Friday, August 23, 2013

My Timing vs God's Timing

I'm not going to pretend and I'm not going to lie... 
Waiting without news on our little guy is just straight up HARD!
I am S.T.RUGGLIN'!

He was supposed to be home to enjoy the summer with our family.
He was supposed to experience so many summer "firsts" alongside Xavier.
We were supposed to have time together as a family before Addison started Kindergarten.
The list goes on and on in my mind...
But this list is my time frame - it's what Kristen thinks is best.

God's got a different time frame in mind and it's the most absolutely perfect plan.
I don't know what it is and there are days that I don't like it.
But I know in my head (and often remind my heart) that it's His perfect plan.
God's got this! 
 This isn't too big for Him - He can move mountains.  
Yes, the embassy investigation often feels like a mountain to me, but it's nothing to God.

I'm often reminded that God's using this time to mold us, shape us, 
teach us and prepare us for what He has in store for us.  
I will admit, I'm not always the best student - 
I think I probably whine some a lot.

2 things I do know:
1.  If the adoption process had kept moving so quickly and Zaine would have come home in April like expected, I wouldn't have learned nearly as much as God wanted me to glean through this process.  I've learned raw reliance on Him through this process - I have ZERO control of anything.  I have a child on the other side of the world and I see pictures of him every few months.  That's it - I don't know anything about him.  I have to fully depend on God to give Zaine an overwhelming peace.  I have to trust that he has food to eat, clothes to wear, hands to hold him and love on him and that he's healthy and not sick.  Hard things to trust God on when he's living in the poorest country in the world.  
I've learned a LOT about hitting my knees in prayer.  If he had come home in April, I wouldn't have learned this whole different level of trusting God and bathing our process, Zaine and other adoptive families in prayer each day.
———
#### [Brief 1]
In the blog post, what month was Zaine originally expected to come home?
#### [Brief 2]
For each statement, say whether it agrees with the blog post and quote the words that decide it: (a) Addison was about to start Kindergarten. (b) The writer receives pictures of Zaine every week. (c) The writer claims to have some control over the adoption process.
#### [Brief 3]
List every thing the writer of the blog post says they have to trust that Zaine has or is.
Use only the blog post to answer.

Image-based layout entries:
———
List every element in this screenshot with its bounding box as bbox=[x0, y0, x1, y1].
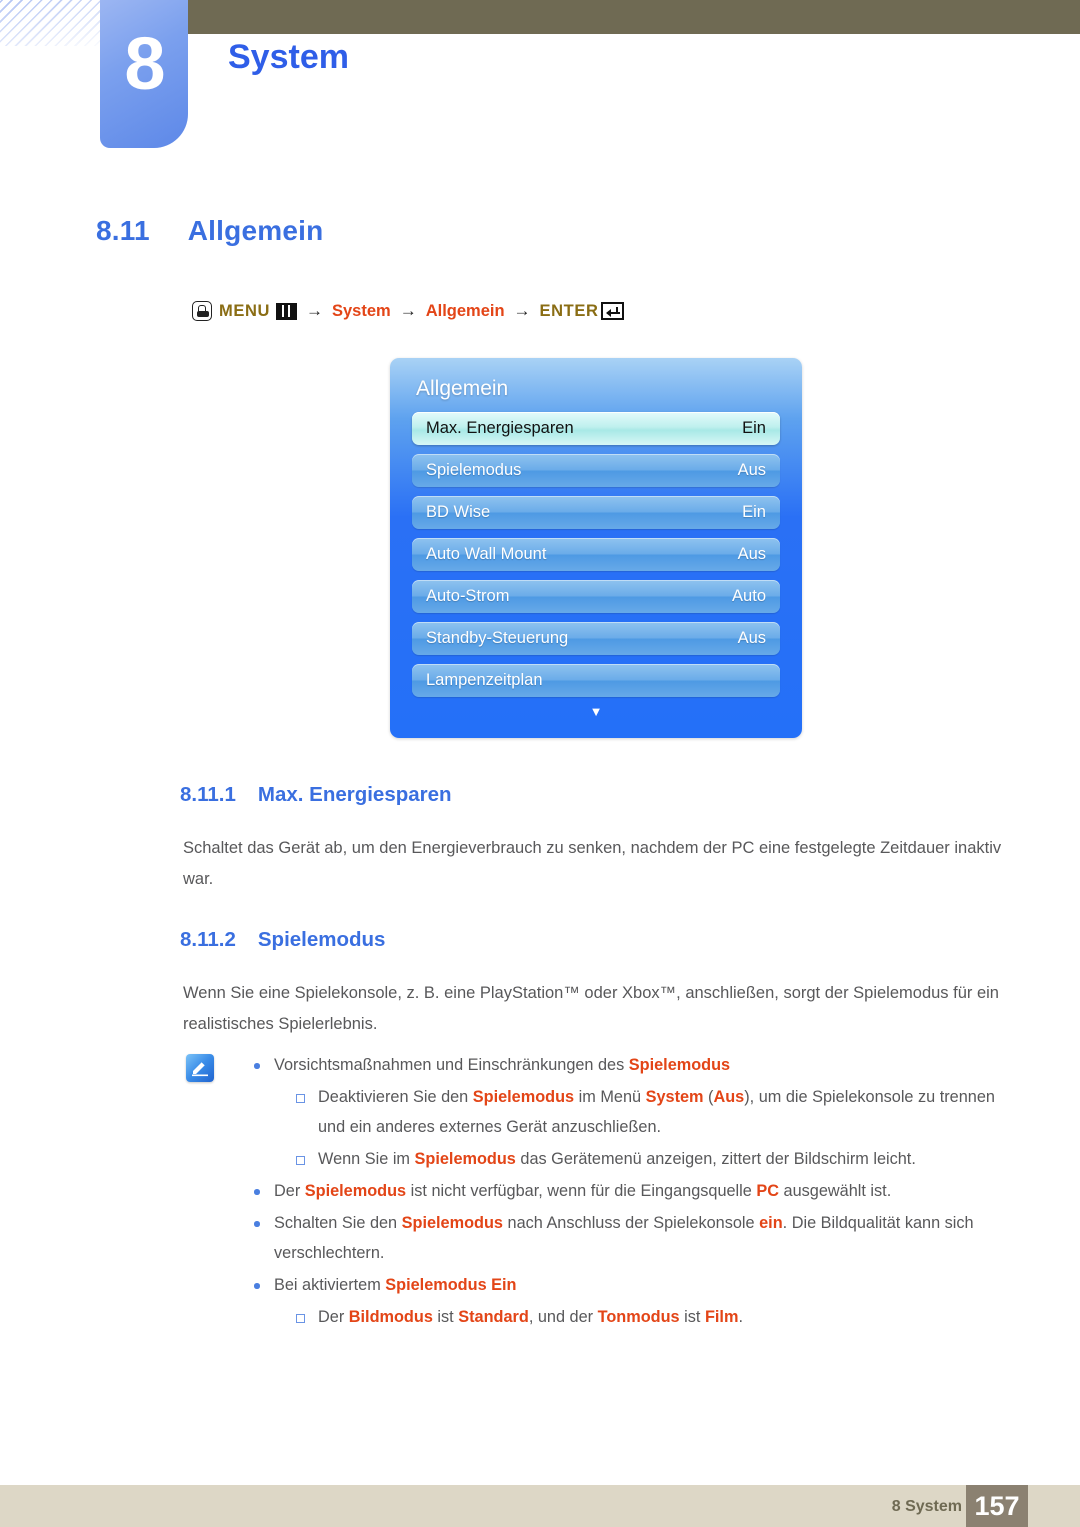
enter-key-icon bbox=[601, 302, 625, 320]
note-text: ist bbox=[432, 1308, 459, 1326]
highlighted-term: Spielemodus bbox=[628, 1056, 731, 1074]
osd-row-value: Aus bbox=[737, 545, 766, 563]
chapter-number: 8 bbox=[124, 22, 165, 105]
highlighted-term: Film bbox=[704, 1308, 739, 1326]
section-heading: 8.11 Allgemein bbox=[96, 215, 323, 247]
section-title: Allgemein bbox=[187, 215, 324, 246]
osd-row-label: Spielemodus bbox=[426, 461, 522, 479]
subsection-number-1: 8.11.1 bbox=[180, 783, 236, 806]
note-text: ausgewählt ist. bbox=[779, 1182, 892, 1200]
highlighted-term: Spielemodus bbox=[414, 1150, 516, 1168]
note-text: ( bbox=[703, 1088, 714, 1106]
header-khaki-bar bbox=[170, 0, 1080, 34]
path-step-system: System bbox=[331, 301, 391, 320]
enter-label: ENTER bbox=[539, 301, 599, 320]
highlighted-term: Spielemodus bbox=[401, 1214, 503, 1232]
osd-row[interactable]: Lampenzeitplan bbox=[412, 664, 780, 697]
note-text: , und der bbox=[528, 1308, 598, 1326]
menu-navigation-path: MENU → System → Allgemein → ENTER bbox=[192, 301, 625, 321]
note-text: ist bbox=[679, 1308, 705, 1326]
highlighted-term: Spielemodus bbox=[472, 1088, 575, 1106]
path-step-allgemein: Allgemein bbox=[425, 301, 505, 320]
chevron-down-icon[interactable]: ▼ bbox=[412, 705, 780, 718]
osd-row[interactable]: Standby-Steuerung Aus bbox=[412, 622, 780, 655]
note-text: das Gerätemenü anzeigen, zittert der Bil… bbox=[515, 1150, 916, 1168]
page-header: 8 System bbox=[0, 0, 1080, 160]
path-arrow-1: → bbox=[305, 301, 323, 320]
menu-button-icon bbox=[275, 302, 297, 320]
osd-row[interactable]: BD Wise Ein bbox=[412, 496, 780, 529]
note-pen-icon bbox=[186, 1054, 214, 1082]
note-text: im Menü bbox=[574, 1088, 646, 1106]
osd-row-list: Max. Energiesparen Ein Spielemodus Aus BD Wi… bbox=[412, 412, 780, 697]
osd-row-value: Aus bbox=[737, 629, 766, 647]
note-bullet-level2: Wenn Sie im Spielemodus das Gerätemenü a… bbox=[240, 1144, 1026, 1174]
hand-press-icon bbox=[192, 301, 212, 321]
chapter-tab: 8 bbox=[100, 0, 188, 148]
osd-row-label: BD Wise bbox=[426, 503, 491, 521]
note-bullet-level1: Vorsichtsmaßnahmen und Einschränkungen d… bbox=[240, 1050, 1026, 1080]
osd-row-value: Auto bbox=[732, 587, 766, 605]
note-text: Deaktivieren Sie den bbox=[318, 1088, 473, 1106]
subsection-heading-2: 8.11.2 Spielemodus bbox=[180, 928, 385, 952]
osd-row-label: Standby-Steuerung bbox=[426, 629, 569, 647]
osd-row-label: Auto Wall Mount bbox=[426, 545, 547, 563]
osd-row-label: Max. Energiesparen bbox=[426, 419, 574, 437]
osd-row[interactable]: Auto-Strom Auto bbox=[412, 580, 780, 613]
highlighted-term: Spielemodus bbox=[304, 1182, 407, 1200]
path-arrow-2: → bbox=[399, 301, 417, 320]
note-text: . bbox=[738, 1308, 743, 1326]
osd-row-label: Auto-Strom bbox=[426, 587, 510, 605]
note-text: Wenn Sie im bbox=[318, 1150, 415, 1168]
chapter-title: System bbox=[228, 38, 349, 76]
osd-row-value: Aus bbox=[737, 461, 766, 479]
note-bullet-level1: Der Spielemodus ist nicht verfügbar, wen… bbox=[240, 1176, 1026, 1206]
note-bullet-level2: Deaktivieren Sie den Spielemodus im Menü… bbox=[240, 1082, 1026, 1142]
note-text: nach Anschluss der Spielekonsole bbox=[502, 1214, 760, 1232]
highlighted-term: Tonmodus bbox=[597, 1308, 680, 1326]
osd-row[interactable]: Spielemodus Aus bbox=[412, 454, 780, 487]
menu-label: MENU bbox=[219, 301, 270, 320]
highlighted-term: System bbox=[645, 1088, 704, 1106]
path-arrow-3: → bbox=[513, 301, 531, 320]
highlighted-term: PC bbox=[756, 1182, 779, 1200]
note-bullet-level2: Der Bildmodus ist Standard, und der Tonm… bbox=[240, 1302, 1026, 1332]
note-text: Vorsichtsmaßnahmen und Einschränkungen d… bbox=[274, 1056, 629, 1074]
subsection-body-1: Schaltet das Gerät ab, um den Energiever… bbox=[183, 839, 1002, 888]
subsection-number-2: 8.11.2 bbox=[180, 928, 236, 951]
osd-row-label: Lampenzeitplan bbox=[426, 671, 543, 689]
note-bullet-level1: Schalten Sie den Spielemodus nach Anschl… bbox=[240, 1208, 1026, 1268]
note-bullet-level1: Bei aktiviertem Spielemodus Ein bbox=[240, 1270, 1026, 1300]
note-text: Der bbox=[318, 1308, 349, 1326]
osd-row-value: Ein bbox=[742, 419, 766, 437]
subsection-heading-1: 8.11.1 Max. Energiesparen bbox=[180, 783, 452, 807]
subsection-title-2: Spielemodus bbox=[257, 928, 386, 951]
highlighted-term: Spielemodus Ein bbox=[385, 1276, 517, 1294]
osd-menu-panel: Allgemein Max. Energiesparen Ein Spielemod… bbox=[390, 358, 802, 738]
highlighted-term: Bildmodus bbox=[348, 1308, 433, 1326]
note-item-list: Vorsichtsmaßnahmen und Einschränkungen d… bbox=[240, 1050, 1026, 1332]
note-text: Bei aktiviertem bbox=[274, 1276, 386, 1294]
note-text: ist nicht verfügbar, wenn für die Eingan… bbox=[406, 1182, 757, 1200]
note-text: Schalten Sie den bbox=[274, 1214, 402, 1232]
section-number: 8.11 bbox=[96, 215, 150, 246]
osd-row[interactable]: Auto Wall Mount Aus bbox=[412, 538, 780, 571]
osd-row-value: Ein bbox=[742, 503, 766, 521]
osd-row[interactable]: Max. Energiesparen Ein bbox=[412, 412, 780, 445]
subsection-body-2: Wenn Sie eine Spielekonsole, z. B. eine … bbox=[183, 984, 999, 1033]
highlighted-term: ein bbox=[759, 1214, 783, 1232]
footer-chapter-label: 8 System bbox=[891, 1498, 962, 1515]
subsection-title-1: Max. Energiesparen bbox=[257, 783, 452, 806]
note-text: Der bbox=[274, 1182, 305, 1200]
note-block: Vorsichtsmaßnahmen und Einschränkungen d… bbox=[186, 1050, 1026, 1334]
footer-page-number: 157 bbox=[966, 1485, 1028, 1527]
osd-panel-title: Allgemein bbox=[416, 377, 509, 400]
highlighted-term: Aus bbox=[713, 1088, 745, 1106]
highlighted-term: Standard bbox=[458, 1308, 529, 1326]
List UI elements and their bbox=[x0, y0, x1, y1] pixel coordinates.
———
#### [Exercise output 1]
April.

#### [Exercise output 2]
(a) Yes: "before Addison started Kindergarten."
(b) No: "I see pictures of him every few months."
(c) No: "I have ZERO control of anything."

#### [Exercise output 3]
- Food to eat
- Clothes to wear
- Hands to hold him and love on him
- Healthy and not sick